Tanto la acción como la inacción de los políticos tienen consecuencias. Si bien es lógico que tome tiempo articular mecanismos de interacción entre los poderes públicos, lo experimentado en México los últimos años es la expresión más vívida de un reino donde privan los intereses especiales, los defensores a ultranza de ideologías caducas e incompatibles con el mundo real y, sobre todo, el renacimiento de una mitología que clama por una conducción económica que  ha probado ser un manual para el empobrecimiento de cualquier país. Se trata de un fenómeno generalizado que atraviesa a los distintos partidos políticos. Y los riesgos de perseverar por ese camino son ominosos para todos, comenzando por los propios guardianes de las virtudes revolucionarias.

La conclusión casi generalizada de los comentarios y análisis emanados del espectáculo que nos han brindado los señores legisladores en las últimas semanas, es que el sistema político mexicano está atrapado y que no es probable que se encuentren salidas fáciles en el futuro mediato. Algunos culpan al presidente por su falta de iniciativa y capacidad de interlocución, pero la mayoría atribuye el problema a la inexistencia de condiciones para interactuar, así como a la indisposición de los legisladores y los líderes de sus partidos por considerar los costos del impasse en que hemos acabado. Algunos observadores y analistas se muestran escépticos de que los beneficiarios (o quienes creen que se benefician) de la parálisis política se muestren dispuestos a transformar al sistema político, cuando esto podría implicar sacrificios en términos de su poder o influencia. No es un asunto menor.

Lo cierto es que no contamos con un arreglo político compatible con las necesidades y demandas de una población creciente, especialmente en cuanto a oportunidades de desarrollo y empleo. La parálisis legislativa y el secuestro de las instituciones (el poder legislativo en primer lugar) por parte de algunos grupos políticos, impide que fluya la inversión e impone costos tan altos al empresario mexicano (por ejemplo, en el caso del gas y la energía) que le obliga a pensar en alternativas de inversión en otros países, y, en consecuencia, cancela oportunidades de desarrollo para el país y la población en general.

La inacción política y legislativa, incluyendo la incapacidad del ejecutivo por desregular amplios sectores de la economía así como por llevar a buen puerto proyectos esenciales y urgentes de inversión, como el aeropuerto de Atenco, no son sino ejemplos del desperdicio y la incompetencia que enfrenta el mexicano en su actuar cotidiano. Lo anterior se puede decir también de muchas de las acciones que sí emprenden nuestros políticos, como el absurdo programa de los changarros (orientados a facilitar la economía informal en lugar de a desincentivarla) y otras tantas legislaciones no cuidadas o mal concebidas. El país atraviesa por una etapa de estancamiento que nada tiene que ver con el mundo exterior o con los mercados internacionales, sino con la propensión a impedir el desarrollo de nuestro nuevo sistema político. El problema es grave y los costos se endosan a la población en su conjunto.

+ + + + + + +

* Lo que hay que hacer:
1. Repite tal cual la parte del texto sobre la política mexicana que empieza con "Tanto la acción" y sigue hasta "las virtudes revolucionarias.".
2. Responde estas preguntas usando el texto sobre la política mexicana:
(a) ¿A quién culpan algunos por su falta de iniciativa?
(b) ¿Qué institución se menciona en primer lugar entre las secuestradas por algunos grupos políticos?
(c) ¿Qué proyecto de inversión se da como ejemplo de lo que el ejecutivo no ha llevado a buen puerto?

+ + + + + + +

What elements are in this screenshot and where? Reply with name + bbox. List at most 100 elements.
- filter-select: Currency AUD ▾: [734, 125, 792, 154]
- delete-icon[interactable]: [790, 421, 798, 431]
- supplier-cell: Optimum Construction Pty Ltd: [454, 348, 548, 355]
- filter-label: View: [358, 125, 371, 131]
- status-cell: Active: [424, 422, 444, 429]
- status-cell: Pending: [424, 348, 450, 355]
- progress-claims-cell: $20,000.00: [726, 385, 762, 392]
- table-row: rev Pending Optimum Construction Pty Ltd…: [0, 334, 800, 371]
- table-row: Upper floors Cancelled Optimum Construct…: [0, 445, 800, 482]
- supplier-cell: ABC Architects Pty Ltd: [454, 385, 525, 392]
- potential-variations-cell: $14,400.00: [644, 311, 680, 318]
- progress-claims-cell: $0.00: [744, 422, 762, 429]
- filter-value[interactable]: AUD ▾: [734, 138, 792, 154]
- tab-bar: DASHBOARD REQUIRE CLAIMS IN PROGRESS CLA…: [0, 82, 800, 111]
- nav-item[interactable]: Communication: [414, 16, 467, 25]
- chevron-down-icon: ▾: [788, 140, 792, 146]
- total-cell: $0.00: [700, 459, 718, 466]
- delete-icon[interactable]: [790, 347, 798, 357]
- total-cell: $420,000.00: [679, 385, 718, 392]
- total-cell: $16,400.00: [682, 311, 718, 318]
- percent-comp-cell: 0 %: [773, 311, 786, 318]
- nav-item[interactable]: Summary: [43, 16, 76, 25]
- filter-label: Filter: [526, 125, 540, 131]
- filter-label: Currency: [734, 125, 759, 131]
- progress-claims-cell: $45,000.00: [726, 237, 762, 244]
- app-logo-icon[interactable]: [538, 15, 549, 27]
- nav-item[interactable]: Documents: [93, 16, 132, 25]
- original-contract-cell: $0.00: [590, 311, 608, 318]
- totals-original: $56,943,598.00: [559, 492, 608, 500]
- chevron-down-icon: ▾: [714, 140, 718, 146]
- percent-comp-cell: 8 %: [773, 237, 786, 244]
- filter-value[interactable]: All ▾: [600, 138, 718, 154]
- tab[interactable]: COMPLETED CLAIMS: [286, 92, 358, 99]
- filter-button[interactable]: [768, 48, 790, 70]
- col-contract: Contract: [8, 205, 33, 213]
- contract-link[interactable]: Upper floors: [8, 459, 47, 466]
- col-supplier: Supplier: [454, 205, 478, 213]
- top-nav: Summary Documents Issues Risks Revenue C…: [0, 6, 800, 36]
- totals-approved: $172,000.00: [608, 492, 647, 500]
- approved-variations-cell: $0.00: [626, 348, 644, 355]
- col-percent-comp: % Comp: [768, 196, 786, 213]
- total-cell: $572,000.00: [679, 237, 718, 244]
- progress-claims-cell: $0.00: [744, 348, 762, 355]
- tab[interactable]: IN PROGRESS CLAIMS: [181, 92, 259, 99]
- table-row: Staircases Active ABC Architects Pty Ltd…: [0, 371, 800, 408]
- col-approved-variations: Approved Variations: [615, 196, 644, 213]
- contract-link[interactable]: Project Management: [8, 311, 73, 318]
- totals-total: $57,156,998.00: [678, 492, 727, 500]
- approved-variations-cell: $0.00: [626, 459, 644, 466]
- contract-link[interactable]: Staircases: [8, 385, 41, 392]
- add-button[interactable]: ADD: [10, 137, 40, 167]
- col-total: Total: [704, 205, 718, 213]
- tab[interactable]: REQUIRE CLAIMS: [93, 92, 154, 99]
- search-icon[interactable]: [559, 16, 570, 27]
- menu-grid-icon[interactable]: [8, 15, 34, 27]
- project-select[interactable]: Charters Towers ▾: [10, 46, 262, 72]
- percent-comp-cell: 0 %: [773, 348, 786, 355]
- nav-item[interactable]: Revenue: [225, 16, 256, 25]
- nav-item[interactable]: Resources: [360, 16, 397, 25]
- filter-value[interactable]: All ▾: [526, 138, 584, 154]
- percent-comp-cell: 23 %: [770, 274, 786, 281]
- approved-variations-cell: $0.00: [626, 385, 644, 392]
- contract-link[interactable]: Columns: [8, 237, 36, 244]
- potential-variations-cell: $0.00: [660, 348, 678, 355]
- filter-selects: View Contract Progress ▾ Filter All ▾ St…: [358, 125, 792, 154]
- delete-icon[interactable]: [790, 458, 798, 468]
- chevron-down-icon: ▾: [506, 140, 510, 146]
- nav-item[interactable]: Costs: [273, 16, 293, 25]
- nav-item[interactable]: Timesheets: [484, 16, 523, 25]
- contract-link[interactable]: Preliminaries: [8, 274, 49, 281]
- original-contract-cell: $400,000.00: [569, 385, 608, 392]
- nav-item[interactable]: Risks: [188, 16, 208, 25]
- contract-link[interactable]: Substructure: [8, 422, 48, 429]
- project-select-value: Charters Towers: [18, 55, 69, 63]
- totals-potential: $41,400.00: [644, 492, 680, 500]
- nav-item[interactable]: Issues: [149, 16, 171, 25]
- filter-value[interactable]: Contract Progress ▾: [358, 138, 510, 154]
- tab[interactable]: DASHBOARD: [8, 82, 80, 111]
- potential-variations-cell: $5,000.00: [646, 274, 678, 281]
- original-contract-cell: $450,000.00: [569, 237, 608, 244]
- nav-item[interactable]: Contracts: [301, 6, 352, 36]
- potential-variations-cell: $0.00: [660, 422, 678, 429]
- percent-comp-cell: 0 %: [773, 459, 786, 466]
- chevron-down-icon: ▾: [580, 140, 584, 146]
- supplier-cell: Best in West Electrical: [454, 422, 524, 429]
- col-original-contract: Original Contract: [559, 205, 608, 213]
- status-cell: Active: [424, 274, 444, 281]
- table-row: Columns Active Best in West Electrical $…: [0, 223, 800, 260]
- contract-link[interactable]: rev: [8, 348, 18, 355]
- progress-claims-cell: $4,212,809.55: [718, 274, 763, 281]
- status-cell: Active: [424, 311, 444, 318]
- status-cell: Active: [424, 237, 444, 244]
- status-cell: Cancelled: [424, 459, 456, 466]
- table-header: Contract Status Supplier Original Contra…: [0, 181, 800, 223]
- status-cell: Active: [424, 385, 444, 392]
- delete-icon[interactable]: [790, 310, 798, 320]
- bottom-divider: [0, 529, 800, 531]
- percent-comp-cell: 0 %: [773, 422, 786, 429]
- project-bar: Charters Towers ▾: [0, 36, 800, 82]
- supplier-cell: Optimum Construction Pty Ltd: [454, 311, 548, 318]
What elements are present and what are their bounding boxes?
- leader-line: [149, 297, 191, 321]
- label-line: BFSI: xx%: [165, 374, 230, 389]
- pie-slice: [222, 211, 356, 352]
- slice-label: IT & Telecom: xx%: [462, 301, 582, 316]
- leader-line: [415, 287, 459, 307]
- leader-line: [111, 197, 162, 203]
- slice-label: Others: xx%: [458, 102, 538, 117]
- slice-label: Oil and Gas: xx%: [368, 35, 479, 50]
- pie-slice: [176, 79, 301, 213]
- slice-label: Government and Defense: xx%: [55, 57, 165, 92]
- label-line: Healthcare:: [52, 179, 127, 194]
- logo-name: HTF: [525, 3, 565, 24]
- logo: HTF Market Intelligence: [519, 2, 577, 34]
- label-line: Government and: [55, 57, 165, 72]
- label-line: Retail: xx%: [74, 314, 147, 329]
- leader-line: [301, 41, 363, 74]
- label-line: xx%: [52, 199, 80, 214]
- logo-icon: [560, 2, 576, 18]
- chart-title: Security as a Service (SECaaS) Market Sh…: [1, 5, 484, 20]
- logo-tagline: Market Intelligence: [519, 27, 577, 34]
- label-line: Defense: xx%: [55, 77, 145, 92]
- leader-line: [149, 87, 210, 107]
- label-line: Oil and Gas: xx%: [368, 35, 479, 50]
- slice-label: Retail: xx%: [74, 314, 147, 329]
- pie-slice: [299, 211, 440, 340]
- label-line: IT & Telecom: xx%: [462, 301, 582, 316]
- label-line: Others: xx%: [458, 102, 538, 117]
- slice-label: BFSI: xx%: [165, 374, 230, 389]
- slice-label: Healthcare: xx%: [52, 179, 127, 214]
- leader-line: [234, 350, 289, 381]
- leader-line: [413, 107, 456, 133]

+ + + + + + +

* Respuestas:
1.
Tanto la acción como la inacción de los políticos tienen consecuencias. Si bien es lógico que tome tiempo articular mecanismos de interacción entre los poderes públicos, lo experimentado en México los últimos años es la expresión más vívida de un reino donde privan los intereses especiales, los defensores a ultranza de ideologías caducas e incompatibles con el mundo real y, sobre todo, el renacimiento de una mitología que clama por una conducción económica que  ha probado ser un manual para el empobrecimiento de cualquier país. Se trata de un fenómeno generalizado que atraviesa a los distintos partidos políticos. Y los riesgos de perseverar por ese camino son ominosos para todos, comenzando por los propios guardianes de las virtudes revolucionarias.

2.
(a) Al presidente.
(b) El poder legislativo.
(c) El aeropuerto de Atenco.